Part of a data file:
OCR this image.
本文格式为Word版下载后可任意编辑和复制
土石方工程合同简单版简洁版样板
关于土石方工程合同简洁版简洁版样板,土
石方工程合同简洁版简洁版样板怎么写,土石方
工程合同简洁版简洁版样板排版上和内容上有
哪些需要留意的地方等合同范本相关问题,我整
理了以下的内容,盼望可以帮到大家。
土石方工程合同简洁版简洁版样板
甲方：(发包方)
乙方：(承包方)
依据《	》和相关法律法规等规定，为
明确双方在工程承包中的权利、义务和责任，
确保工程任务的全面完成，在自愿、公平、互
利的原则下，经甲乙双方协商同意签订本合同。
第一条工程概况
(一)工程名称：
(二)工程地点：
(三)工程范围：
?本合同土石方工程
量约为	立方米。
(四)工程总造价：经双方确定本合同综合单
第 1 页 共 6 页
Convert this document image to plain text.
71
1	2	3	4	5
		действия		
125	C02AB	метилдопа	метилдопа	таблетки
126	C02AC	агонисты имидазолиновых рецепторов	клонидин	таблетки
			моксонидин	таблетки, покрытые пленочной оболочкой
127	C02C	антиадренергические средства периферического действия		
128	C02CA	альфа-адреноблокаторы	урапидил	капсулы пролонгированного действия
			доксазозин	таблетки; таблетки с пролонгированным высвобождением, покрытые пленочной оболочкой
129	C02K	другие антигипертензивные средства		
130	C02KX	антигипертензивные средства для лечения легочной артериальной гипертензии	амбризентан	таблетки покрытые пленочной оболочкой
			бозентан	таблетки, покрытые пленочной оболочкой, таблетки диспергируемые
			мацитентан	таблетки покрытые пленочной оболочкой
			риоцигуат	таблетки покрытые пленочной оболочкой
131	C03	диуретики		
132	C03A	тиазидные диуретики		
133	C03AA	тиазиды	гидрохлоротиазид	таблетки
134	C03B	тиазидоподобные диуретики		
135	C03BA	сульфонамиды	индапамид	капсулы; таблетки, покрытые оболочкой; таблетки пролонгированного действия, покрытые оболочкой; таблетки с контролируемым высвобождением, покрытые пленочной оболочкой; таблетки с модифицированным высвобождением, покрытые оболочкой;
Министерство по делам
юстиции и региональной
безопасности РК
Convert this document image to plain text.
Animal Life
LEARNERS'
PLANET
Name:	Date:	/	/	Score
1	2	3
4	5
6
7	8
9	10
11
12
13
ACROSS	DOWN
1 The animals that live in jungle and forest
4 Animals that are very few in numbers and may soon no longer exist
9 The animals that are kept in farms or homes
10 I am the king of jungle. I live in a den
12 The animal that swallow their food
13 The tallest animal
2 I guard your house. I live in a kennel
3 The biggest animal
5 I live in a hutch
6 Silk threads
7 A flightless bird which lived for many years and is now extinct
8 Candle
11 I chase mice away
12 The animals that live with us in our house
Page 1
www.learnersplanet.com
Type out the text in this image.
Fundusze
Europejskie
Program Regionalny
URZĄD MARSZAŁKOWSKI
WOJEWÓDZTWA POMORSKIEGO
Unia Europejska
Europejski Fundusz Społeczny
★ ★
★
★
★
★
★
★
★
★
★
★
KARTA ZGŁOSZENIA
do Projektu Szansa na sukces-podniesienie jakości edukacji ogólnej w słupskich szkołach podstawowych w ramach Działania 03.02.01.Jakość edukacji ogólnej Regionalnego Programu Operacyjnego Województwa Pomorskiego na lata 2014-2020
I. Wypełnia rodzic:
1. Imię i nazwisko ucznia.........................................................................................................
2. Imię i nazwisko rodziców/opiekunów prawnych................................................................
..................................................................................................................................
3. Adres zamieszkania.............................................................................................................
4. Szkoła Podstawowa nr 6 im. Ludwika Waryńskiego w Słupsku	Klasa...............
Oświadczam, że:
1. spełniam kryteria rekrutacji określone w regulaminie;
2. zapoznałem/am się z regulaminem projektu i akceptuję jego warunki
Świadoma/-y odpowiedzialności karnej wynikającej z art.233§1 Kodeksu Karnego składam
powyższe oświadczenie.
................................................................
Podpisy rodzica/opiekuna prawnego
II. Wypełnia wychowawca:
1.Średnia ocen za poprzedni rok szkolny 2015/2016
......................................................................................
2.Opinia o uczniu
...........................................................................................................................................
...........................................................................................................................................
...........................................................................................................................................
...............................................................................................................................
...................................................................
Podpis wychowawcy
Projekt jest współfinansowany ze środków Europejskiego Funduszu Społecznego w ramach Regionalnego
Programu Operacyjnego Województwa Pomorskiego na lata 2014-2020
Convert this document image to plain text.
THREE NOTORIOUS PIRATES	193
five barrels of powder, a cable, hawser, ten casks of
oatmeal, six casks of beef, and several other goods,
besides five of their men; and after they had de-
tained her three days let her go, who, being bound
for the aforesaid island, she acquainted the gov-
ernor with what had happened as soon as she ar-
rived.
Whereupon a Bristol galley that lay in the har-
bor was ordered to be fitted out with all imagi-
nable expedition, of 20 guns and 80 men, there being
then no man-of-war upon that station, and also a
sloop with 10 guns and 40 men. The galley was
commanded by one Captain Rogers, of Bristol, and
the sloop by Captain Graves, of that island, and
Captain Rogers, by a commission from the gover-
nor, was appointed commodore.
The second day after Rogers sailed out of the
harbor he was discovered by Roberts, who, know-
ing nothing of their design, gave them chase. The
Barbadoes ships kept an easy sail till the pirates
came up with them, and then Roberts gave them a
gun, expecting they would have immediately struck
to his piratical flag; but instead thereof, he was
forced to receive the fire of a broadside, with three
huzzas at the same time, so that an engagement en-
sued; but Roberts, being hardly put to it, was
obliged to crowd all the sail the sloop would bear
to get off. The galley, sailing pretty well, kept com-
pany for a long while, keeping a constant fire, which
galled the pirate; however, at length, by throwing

- Work to complete -
Figure out how many lines of the data above include "действия", then give the number and nothing more.

- Correct answer -
4